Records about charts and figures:
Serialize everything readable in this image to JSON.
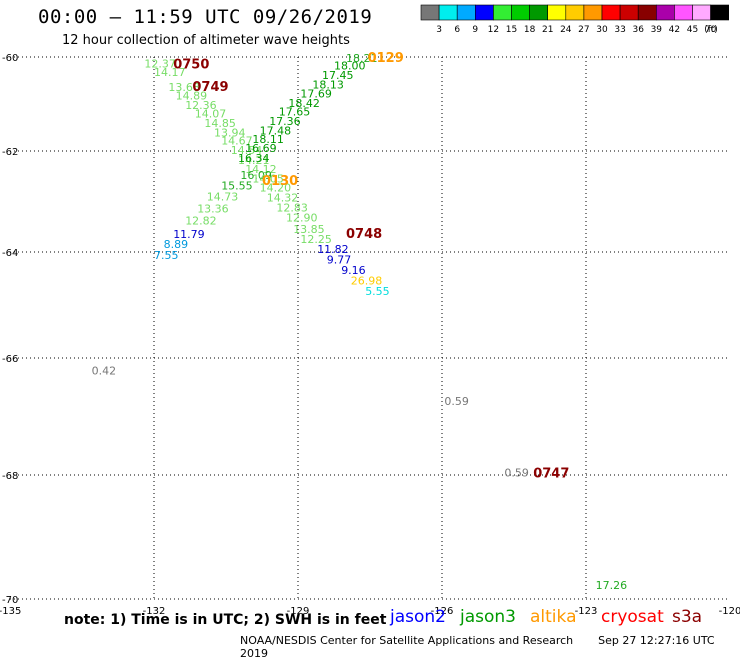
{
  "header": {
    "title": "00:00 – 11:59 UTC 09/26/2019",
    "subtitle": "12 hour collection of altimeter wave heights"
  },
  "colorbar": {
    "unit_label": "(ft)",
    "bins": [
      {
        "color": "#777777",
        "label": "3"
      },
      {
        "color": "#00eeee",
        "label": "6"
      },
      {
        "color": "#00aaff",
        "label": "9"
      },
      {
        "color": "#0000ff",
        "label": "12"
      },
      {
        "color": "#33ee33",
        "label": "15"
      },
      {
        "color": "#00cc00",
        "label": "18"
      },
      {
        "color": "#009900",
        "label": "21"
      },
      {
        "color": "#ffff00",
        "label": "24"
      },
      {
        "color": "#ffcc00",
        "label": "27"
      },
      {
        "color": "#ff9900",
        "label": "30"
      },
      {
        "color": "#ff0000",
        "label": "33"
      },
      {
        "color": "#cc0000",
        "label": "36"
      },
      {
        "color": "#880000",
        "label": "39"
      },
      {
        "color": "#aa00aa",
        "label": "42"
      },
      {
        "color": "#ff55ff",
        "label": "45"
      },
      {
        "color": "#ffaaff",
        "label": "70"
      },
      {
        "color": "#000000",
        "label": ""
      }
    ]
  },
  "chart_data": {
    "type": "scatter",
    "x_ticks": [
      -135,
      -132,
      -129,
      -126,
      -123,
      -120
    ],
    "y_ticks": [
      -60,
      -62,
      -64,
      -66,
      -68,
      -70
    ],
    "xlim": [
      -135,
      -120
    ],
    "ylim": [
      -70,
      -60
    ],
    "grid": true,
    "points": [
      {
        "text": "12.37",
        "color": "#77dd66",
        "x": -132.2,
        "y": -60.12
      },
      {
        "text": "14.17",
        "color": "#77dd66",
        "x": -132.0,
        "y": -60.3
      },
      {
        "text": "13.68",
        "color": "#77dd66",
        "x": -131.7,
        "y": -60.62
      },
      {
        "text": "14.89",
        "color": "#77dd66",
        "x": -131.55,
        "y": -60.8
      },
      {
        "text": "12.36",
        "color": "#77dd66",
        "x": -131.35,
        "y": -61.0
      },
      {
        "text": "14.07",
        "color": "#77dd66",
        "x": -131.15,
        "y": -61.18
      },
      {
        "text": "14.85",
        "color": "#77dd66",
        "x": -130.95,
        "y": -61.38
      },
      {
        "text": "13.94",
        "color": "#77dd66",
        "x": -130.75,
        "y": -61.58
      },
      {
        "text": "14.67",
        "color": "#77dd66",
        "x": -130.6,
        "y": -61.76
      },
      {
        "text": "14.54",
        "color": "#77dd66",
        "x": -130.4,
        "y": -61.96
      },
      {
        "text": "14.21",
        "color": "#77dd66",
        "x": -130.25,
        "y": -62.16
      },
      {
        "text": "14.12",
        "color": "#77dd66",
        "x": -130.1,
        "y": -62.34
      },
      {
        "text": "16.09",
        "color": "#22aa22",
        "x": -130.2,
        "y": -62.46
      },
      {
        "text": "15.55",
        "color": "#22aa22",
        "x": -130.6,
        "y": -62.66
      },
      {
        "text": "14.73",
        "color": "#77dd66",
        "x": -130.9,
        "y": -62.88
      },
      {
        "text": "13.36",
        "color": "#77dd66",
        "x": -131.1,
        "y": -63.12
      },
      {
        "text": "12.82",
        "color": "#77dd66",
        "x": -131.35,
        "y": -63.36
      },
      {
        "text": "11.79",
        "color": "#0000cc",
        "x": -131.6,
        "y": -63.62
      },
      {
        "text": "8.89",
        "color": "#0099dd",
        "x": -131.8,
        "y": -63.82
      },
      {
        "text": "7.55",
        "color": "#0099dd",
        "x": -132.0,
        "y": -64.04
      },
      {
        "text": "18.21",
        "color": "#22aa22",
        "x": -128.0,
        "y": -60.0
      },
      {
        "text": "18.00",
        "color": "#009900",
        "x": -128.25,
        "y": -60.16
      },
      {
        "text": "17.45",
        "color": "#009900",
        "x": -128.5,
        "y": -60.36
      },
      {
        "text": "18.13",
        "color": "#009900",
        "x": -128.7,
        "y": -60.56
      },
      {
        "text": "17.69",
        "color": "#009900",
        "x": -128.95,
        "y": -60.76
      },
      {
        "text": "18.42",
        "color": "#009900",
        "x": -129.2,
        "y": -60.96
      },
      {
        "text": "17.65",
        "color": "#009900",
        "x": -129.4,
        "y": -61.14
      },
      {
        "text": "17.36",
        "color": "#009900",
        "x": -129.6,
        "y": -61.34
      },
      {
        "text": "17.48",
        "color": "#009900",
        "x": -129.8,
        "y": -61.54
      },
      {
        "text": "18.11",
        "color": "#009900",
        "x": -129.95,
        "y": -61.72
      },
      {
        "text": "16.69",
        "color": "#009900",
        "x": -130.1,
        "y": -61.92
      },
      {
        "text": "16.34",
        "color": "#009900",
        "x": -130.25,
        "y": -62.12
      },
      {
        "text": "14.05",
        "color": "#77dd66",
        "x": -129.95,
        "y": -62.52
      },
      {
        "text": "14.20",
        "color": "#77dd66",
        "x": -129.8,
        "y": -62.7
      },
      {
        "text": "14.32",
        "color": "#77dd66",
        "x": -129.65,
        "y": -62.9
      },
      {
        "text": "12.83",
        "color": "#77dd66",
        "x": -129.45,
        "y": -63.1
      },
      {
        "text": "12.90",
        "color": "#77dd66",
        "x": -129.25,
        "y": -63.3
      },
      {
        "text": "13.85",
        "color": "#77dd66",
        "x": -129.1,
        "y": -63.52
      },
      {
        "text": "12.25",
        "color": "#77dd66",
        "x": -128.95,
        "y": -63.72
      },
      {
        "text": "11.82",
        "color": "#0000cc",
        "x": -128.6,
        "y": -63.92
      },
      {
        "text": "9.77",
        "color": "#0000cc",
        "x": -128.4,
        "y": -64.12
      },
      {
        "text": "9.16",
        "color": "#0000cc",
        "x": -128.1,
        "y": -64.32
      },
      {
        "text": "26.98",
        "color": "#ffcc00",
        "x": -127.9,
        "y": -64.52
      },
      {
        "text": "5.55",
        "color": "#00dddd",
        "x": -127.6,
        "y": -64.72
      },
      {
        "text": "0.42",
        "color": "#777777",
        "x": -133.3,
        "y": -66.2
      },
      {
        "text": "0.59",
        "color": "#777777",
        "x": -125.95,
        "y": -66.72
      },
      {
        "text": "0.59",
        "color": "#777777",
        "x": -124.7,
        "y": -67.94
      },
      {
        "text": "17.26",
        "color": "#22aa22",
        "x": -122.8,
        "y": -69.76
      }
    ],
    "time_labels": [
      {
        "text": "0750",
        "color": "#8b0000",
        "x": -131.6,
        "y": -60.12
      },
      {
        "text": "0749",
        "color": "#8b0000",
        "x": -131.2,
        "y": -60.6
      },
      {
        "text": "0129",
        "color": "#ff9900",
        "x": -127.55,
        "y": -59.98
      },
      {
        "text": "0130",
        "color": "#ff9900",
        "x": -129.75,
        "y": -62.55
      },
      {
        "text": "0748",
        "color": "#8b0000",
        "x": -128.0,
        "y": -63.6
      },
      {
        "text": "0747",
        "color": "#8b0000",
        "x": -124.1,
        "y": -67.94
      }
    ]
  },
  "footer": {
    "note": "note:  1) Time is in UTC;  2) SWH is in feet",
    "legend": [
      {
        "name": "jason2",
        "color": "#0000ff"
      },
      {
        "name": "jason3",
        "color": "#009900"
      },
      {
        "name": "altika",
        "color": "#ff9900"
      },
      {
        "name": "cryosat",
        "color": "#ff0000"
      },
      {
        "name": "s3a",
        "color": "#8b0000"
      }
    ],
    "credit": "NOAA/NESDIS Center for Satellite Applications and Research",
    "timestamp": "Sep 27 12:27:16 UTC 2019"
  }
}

_What this task involves_
Copy out every line of the material above exactly, skipping the pictures.

_Task solution_
Serialize everything readable in this image to JSON.
{
  "header": {
    "title": "00:00 – 11:59 UTC 09/26/2019",
    "subtitle": "12 hour collection of altimeter wave heights"
  },
  "colorbar": {
    "unit_label": "(ft)",
    "bins": [
      {
        "color": "#777777",
        "label": "3"
      },
      {
        "color": "#00eeee",
        "label": "6"
      },
      {
        "color": "#00aaff",
        "label": "9"
      },
      {
        "color": "#0000ff",
        "label": "12"
      },
      {
        "color": "#33ee33",
        "label": "15"
      },
      {
        "color": "#00cc00",
        "label": "18"
      },
      {
        "color": "#009900",
        "label": "21"
      },
      {
        "color": "#ffff00",
        "label": "24"
      },
      {
        "color": "#ffcc00",
        "label": "27"
      },
      {
        "color": "#ff9900",
        "label": "30"
      },
      {
        "color": "#ff0000",
        "label": "33"
      },
      {
        "color": "#cc0000",
        "label": "36"
      },
      {
        "color": "#880000",
        "label": "39"
      },
      {
        "color": "#aa00aa",
        "label": "42"
      },
      {
        "color": "#ff55ff",
        "label": "45"
      },
      {
        "color": "#ffaaff",
        "label": "70"
      },
      {
        "color": "#000000",
        "label": ""
      }
    ]
  },
  "chart_data": {
    "type": "scatter",
    "x_ticks": [
      -135,
      -132,
      -129,
      -126,
      -123,
      -120
    ],
    "y_ticks": [
      -60,
      -62,
      -64,
      -66,
      -68,
      -70
    ],
    "xlim": [
      -135,
      -120
    ],
    "ylim": [
      -70,
      -60
    ],
    "grid": true,
    "points": [
      {
        "text": "12.37",
        "color": "#77dd66",
        "x": -132.2,
        "y": -60.12
      },
      {
        "text": "14.17",
        "color": "#77dd66",
        "x": -132.0,
        "y": -60.3
      },
      {
        "text": "13.68",
        "color": "#77dd66",
        "x": -131.7,
        "y": -60.62
      },
      {
        "text": "14.89",
        "color": "#77dd66",
        "x": -131.55,
        "y": -60.8
      },
      {
        "text": "12.36",
        "color": "#77dd66",
        "x": -131.35,
        "y": -61.0
      },
      {
        "text": "14.07",
        "color": "#77dd66",
        "x": -131.15,
        "y": -61.18
      },
      {
        "text": "14.85",
        "color": "#77dd66",
        "x": -130.95,
        "y": -61.38
      },
      {
        "text": "13.94",
        "color": "#77dd66",
        "x": -130.75,
        "y": -61.58
      },
      {
        "text": "14.67",
        "color": "#77dd66",
        "x": -130.6,
        "y": -61.76
      },
      {
        "text": "14.54",
        "color": "#77dd66",
        "x": -130.4,
        "y": -61.96
      },
      {
        "text": "14.21",
        "color": "#77dd66",
        "x": -130.25,
        "y": -62.16
      },
      {
        "text": "14.12",
        "color": "#77dd66",
        "x": -130.1,
        "y": -62.34
      },
      {
        "text": "16.09",
        "color": "#22aa22",
        "x": -130.2,
        "y": -62.46
      },
      {
        "text": "15.55",
        "color": "#22aa22",
        "x": -130.6,
        "y": -62.66
      },
      {
        "text": "14.73",
        "color": "#77dd66",
        "x": -130.9,
        "y": -62.88
      },
      {
        "text": "13.36",
        "color": "#77dd66",
        "x": -131.1,
        "y": -63.12
      },
      {
        "text": "12.82",
        "color": "#77dd66",
        "x": -131.35,
        "y": -63.36
      },
      {
        "text": "11.79",
        "color": "#0000cc",
        "x": -131.6,
        "y": -63.62
      },
      {
        "text": "8.89",
        "color": "#0099dd",
        "x": -131.8,
        "y": -63.82
      },
      {
        "text": "7.55",
        "color": "#0099dd",
        "x": -132.0,
        "y": -64.04
      },
      {
        "text": "18.21",
        "color": "#22aa22",
        "x": -128.0,
        "y": -60.0
      },
      {
        "text": "18.00",
        "color": "#009900",
        "x": -128.25,
        "y": -60.16
      },
      {
        "text": "17.45",
        "color": "#009900",
        "x": -128.5,
        "y": -60.36
      },
      {
        "text": "18.13",
        "color": "#009900",
        "x": -128.7,
        "y": -60.56
      },
      {
        "text": "17.69",
        "color": "#009900",
        "x": -128.95,
        "y": -60.76
      },
      {
        "text": "18.42",
        "color": "#009900",
        "x": -129.2,
        "y": -60.96
      },
      {
        "text": "17.65",
        "color": "#009900",
        "x": -129.4,
        "y": -61.14
      },
      {
        "text": "17.36",
        "color": "#009900",
        "x": -129.6,
        "y": -61.34
      },
      {
        "text": "17.48",
        "color": "#009900",
        "x": -129.8,
        "y": -61.54
      },
      {
        "text": "18.11",
        "color": "#009900",
        "x": -129.95,
        "y": -61.72
      },
      {
        "text": "16.69",
        "color": "#009900",
        "x": -130.1,
        "y": -61.92
      },
      {
        "text": "16.34",
        "color": "#009900",
        "x": -130.25,
        "y": -62.12
      },
      {
        "text": "14.05",
        "color": "#77dd66",
        "x": -129.95,
        "y": -62.52
      },
      {
        "text": "14.20",
        "color": "#77dd66",
        "x": -129.8,
        "y": -62.7
      },
      {
        "text": "14.32",
        "color": "#77dd66",
        "x": -129.65,
        "y": -62.9
      },
      {
        "text": "12.83",
        "color": "#77dd66",
        "x": -129.45,
        "y": -63.1
      },
      {
        "text": "12.90",
        "color": "#77dd66",
        "x": -129.25,
        "y": -63.3
      },
      {
        "text": "13.85",
        "color": "#77dd66",
        "x": -129.1,
        "y": -63.52
      },
      {
        "text": "12.25",
        "color": "#77dd66",
        "x": -128.95,
        "y": -63.72
      },
      {
        "text": "11.82",
        "color": "#0000cc",
        "x": -128.6,
        "y": -63.92
      },
      {
        "text": "9.77",
        "color": "#0000cc",
        "x": -128.4,
        "y": -64.12
      },
      {
        "text": "9.16",
        "color": "#0000cc",
        "x": -128.1,
        "y": -64.32
      },
      {
        "text": "26.98",
        "color": "#ffcc00",
        "x": -127.9,
        "y": -64.52
      },
      {
        "text": "5.55",
        "color": "#00dddd",
        "x": -127.6,
        "y": -64.72
      },
      {
        "text": "0.42",
        "color": "#777777",
        "x": -133.3,
        "y": -66.2
      },
      {
        "text": "0.59",
        "color": "#777777",
        "x": -125.95,
        "y": -66.72
      },
      {
        "text": "0.59",
        "color": "#777777",
        "x": -124.7,
        "y": -67.94
      },
      {
        "text": "17.26",
        "color": "#22aa22",
        "x": -122.8,
        "y": -69.76
      }
    ],
    "time_labels": [
      {
        "text": "0750",
        "color": "#8b0000",
        "x": -131.6,
        "y": -60.12
      },
      {
        "text": "0749",
        "color": "#8b0000",
        "x": -131.2,
        "y": -60.6
      },
      {
        "text": "0129",
        "color": "#ff9900",
        "x": -127.55,
        "y": -59.98
      },
      {
        "text": "0130",
        "color": "#ff9900",
        "x": -129.75,
        "y": -62.55
      },
      {
        "text": "0748",
        "color": "#8b0000",
        "x": -128.0,
        "y": -63.6
      },
      {
        "text": "0747",
        "color": "#8b0000",
        "x": -124.1,
        "y": -67.94
      }
    ]
  },
  "footer": {
    "note": "note:  1) Time is in UTC;  2) SWH is in feet",
    "legend": [
      {
        "name": "jason2",
        "color": "#0000ff"
      },
      {
        "name": "jason3",
        "color": "#009900"
      },
      {
        "name": "altika",
        "color": "#ff9900"
      },
      {
        "name": "cryosat",
        "color": "#ff0000"
      },
      {
        "name": "s3a",
        "color": "#8b0000"
      }
    ],
    "credit": "NOAA/NESDIS Center for Satellite Applications and Research",
    "timestamp": "Sep 27 12:27:16 UTC 2019"
  }
}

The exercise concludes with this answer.